§ **REQUIREMENTS**
From the listing below, extract every line in which the word "γενομένων" appears.

Dataset items:
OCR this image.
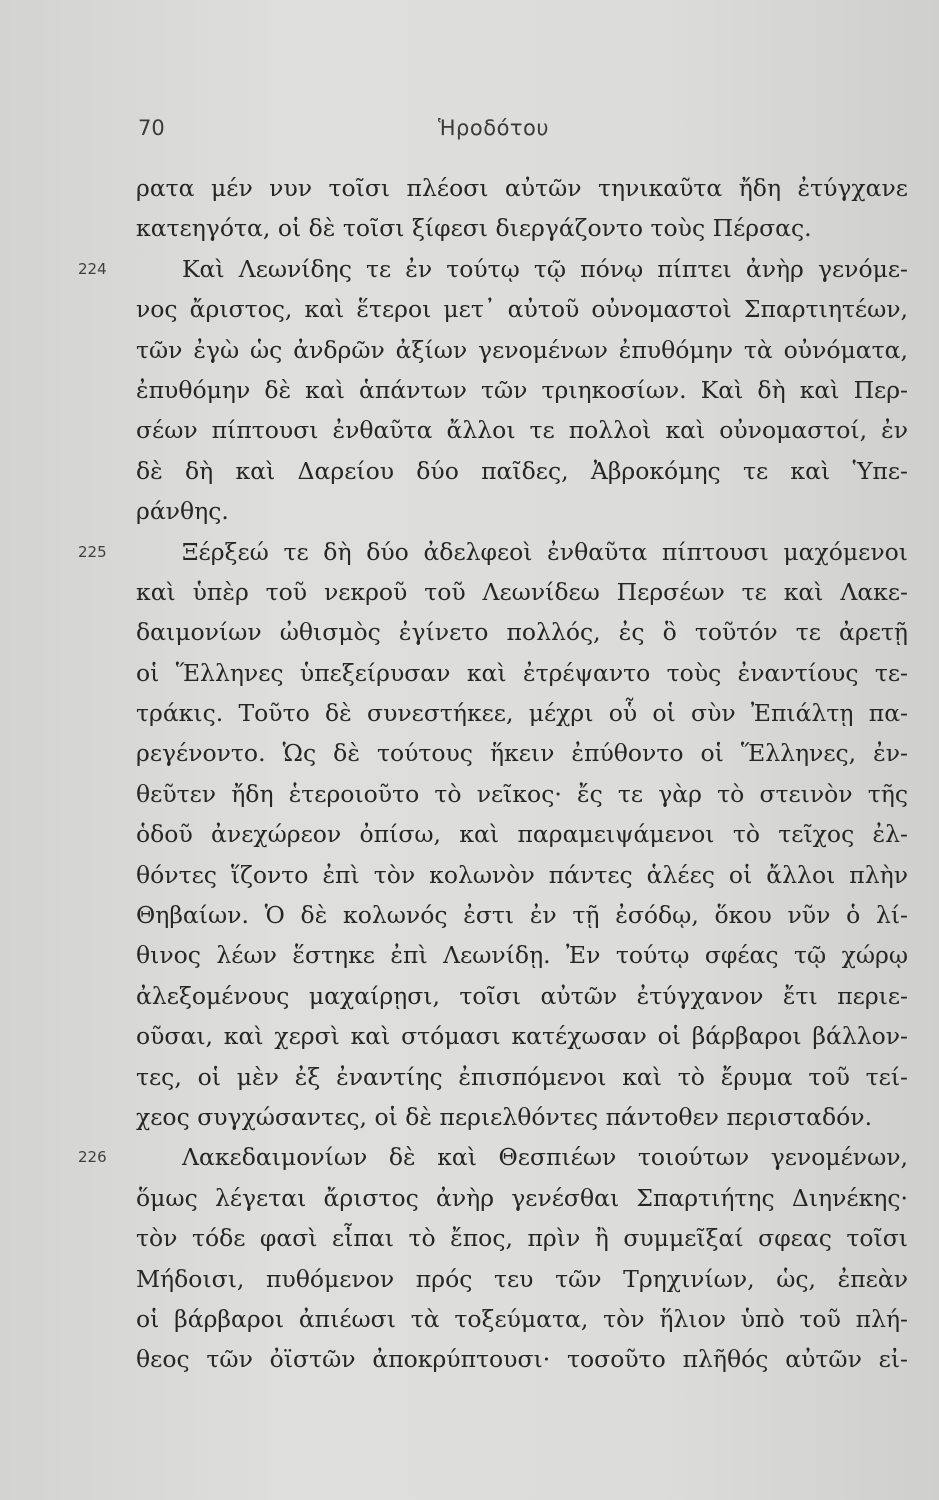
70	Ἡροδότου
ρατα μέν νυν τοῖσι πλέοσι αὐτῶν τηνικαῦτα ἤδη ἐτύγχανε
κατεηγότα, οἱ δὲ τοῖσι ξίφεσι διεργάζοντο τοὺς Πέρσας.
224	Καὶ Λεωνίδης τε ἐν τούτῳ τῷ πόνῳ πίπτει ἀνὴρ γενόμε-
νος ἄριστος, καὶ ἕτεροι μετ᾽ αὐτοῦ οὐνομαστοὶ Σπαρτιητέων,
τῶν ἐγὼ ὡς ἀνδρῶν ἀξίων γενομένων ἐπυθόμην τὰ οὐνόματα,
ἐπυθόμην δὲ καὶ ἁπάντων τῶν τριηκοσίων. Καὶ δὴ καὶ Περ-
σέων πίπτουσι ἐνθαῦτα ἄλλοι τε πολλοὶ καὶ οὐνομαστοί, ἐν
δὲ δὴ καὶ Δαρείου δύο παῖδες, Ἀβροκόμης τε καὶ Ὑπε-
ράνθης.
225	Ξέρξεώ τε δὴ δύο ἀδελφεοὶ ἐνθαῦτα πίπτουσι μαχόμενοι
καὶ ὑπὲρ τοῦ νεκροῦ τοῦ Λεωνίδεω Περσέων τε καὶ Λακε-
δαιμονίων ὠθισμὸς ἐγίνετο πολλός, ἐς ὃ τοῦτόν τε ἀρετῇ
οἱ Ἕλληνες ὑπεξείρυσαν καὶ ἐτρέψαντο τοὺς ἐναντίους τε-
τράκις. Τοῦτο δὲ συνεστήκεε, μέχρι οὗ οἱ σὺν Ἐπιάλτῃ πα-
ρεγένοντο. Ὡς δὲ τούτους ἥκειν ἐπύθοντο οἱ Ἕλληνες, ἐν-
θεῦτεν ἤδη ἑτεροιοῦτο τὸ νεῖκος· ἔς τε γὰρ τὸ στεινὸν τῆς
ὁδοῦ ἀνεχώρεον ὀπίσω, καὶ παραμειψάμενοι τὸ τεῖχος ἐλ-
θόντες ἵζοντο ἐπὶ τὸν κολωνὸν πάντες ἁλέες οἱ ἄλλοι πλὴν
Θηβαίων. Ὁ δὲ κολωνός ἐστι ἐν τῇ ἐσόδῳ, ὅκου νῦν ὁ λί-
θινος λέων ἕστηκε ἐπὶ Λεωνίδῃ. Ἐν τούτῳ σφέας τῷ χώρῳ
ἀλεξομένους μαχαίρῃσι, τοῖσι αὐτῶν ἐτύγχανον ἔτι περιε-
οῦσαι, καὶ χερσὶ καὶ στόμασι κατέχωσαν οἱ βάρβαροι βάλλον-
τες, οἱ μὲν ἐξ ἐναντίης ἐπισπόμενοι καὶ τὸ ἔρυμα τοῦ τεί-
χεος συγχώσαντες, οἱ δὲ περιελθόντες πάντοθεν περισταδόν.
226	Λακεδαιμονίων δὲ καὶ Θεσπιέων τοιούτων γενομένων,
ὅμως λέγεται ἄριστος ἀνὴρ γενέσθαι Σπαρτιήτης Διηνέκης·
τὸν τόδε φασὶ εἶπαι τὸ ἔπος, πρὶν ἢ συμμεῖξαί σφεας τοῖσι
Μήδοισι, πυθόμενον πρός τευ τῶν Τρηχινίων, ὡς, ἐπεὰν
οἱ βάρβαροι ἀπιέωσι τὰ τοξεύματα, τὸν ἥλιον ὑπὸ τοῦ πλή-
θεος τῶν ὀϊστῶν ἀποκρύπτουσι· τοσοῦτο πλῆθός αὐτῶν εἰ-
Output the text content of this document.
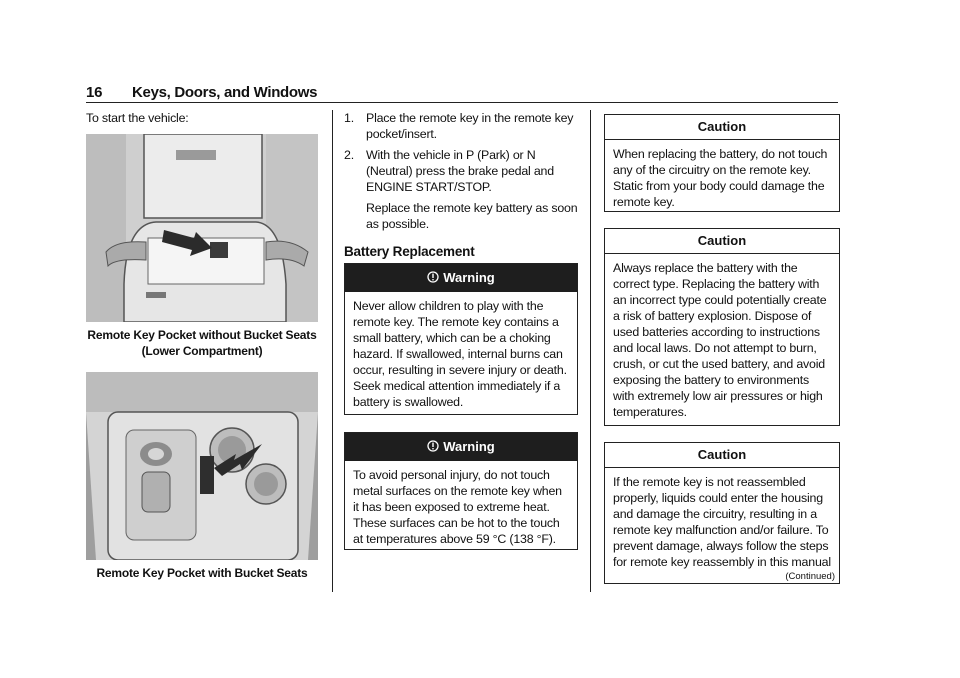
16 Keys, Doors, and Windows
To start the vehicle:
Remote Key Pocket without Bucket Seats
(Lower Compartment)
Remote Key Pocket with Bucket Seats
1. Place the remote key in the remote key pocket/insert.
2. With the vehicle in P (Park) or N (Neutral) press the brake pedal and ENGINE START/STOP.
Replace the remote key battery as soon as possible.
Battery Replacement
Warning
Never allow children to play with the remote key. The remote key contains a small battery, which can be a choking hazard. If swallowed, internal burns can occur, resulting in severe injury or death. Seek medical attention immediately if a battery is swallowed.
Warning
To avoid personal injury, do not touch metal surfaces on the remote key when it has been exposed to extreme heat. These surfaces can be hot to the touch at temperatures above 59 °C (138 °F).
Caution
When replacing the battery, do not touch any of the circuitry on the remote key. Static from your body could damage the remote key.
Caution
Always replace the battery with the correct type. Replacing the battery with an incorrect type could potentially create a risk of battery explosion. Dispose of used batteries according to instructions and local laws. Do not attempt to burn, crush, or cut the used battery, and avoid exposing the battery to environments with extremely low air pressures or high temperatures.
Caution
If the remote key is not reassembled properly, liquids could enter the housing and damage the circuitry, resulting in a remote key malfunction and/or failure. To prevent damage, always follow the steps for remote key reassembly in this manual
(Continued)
==
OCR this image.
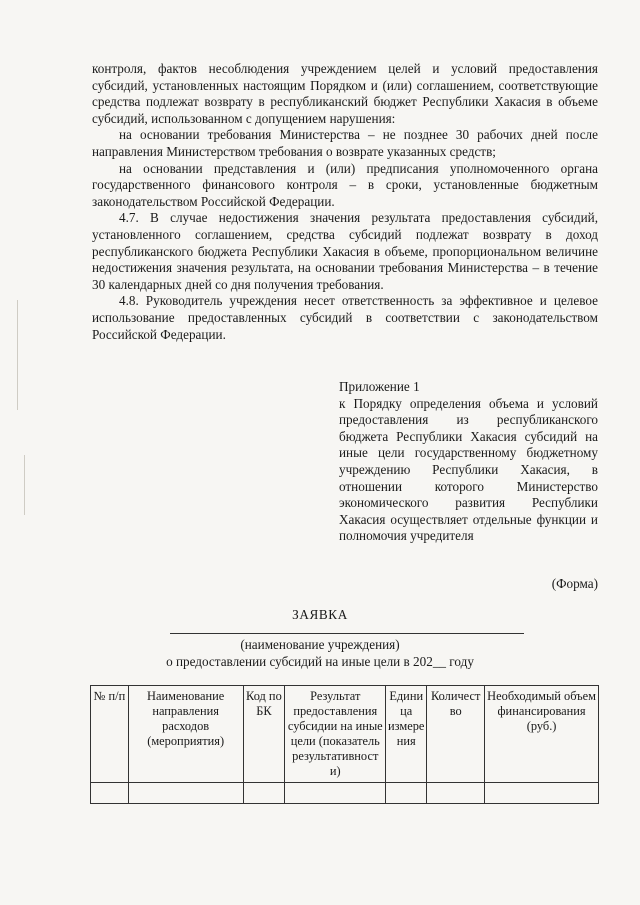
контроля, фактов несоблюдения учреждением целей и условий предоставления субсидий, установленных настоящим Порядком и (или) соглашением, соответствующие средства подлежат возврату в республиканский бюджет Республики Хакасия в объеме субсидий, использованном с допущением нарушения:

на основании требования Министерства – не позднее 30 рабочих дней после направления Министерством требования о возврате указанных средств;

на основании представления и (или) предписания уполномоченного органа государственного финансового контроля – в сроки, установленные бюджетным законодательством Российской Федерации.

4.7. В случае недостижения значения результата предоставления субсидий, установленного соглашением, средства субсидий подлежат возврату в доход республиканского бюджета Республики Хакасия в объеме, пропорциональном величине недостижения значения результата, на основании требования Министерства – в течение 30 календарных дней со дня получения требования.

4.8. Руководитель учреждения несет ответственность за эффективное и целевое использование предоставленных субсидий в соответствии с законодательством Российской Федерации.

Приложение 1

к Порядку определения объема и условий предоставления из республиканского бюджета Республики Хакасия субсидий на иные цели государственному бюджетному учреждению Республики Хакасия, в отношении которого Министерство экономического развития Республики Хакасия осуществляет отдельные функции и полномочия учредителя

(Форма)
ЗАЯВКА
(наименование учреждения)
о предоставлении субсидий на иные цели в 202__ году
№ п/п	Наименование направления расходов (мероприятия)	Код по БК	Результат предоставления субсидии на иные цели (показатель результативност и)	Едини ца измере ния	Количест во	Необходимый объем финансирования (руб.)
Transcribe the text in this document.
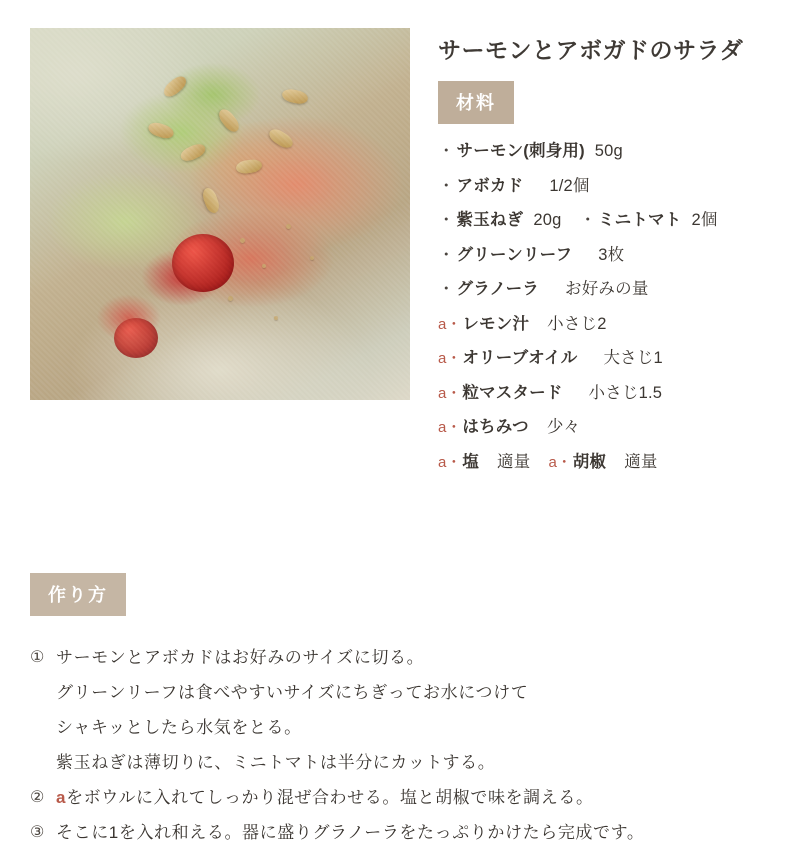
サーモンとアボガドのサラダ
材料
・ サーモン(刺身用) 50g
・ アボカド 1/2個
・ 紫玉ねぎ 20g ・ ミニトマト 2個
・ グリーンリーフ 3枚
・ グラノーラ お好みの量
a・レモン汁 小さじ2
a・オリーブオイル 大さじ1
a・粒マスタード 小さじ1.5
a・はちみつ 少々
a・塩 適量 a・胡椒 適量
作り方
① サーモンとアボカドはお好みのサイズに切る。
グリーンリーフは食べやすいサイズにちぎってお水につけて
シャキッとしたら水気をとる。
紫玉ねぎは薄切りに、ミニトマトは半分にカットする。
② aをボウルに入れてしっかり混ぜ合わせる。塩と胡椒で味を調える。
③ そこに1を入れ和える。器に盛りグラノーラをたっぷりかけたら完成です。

§ **PROBLEM SOLUTION**
τῶν ἐγὼ ὡς ἀνδρῶν ἀξίων γενομένων ἐπυθόμην τὰ οὐνόματα,
226	Λακεδαιμονίων δὲ καὶ Θεσπιέων τοιούτων γενομένων,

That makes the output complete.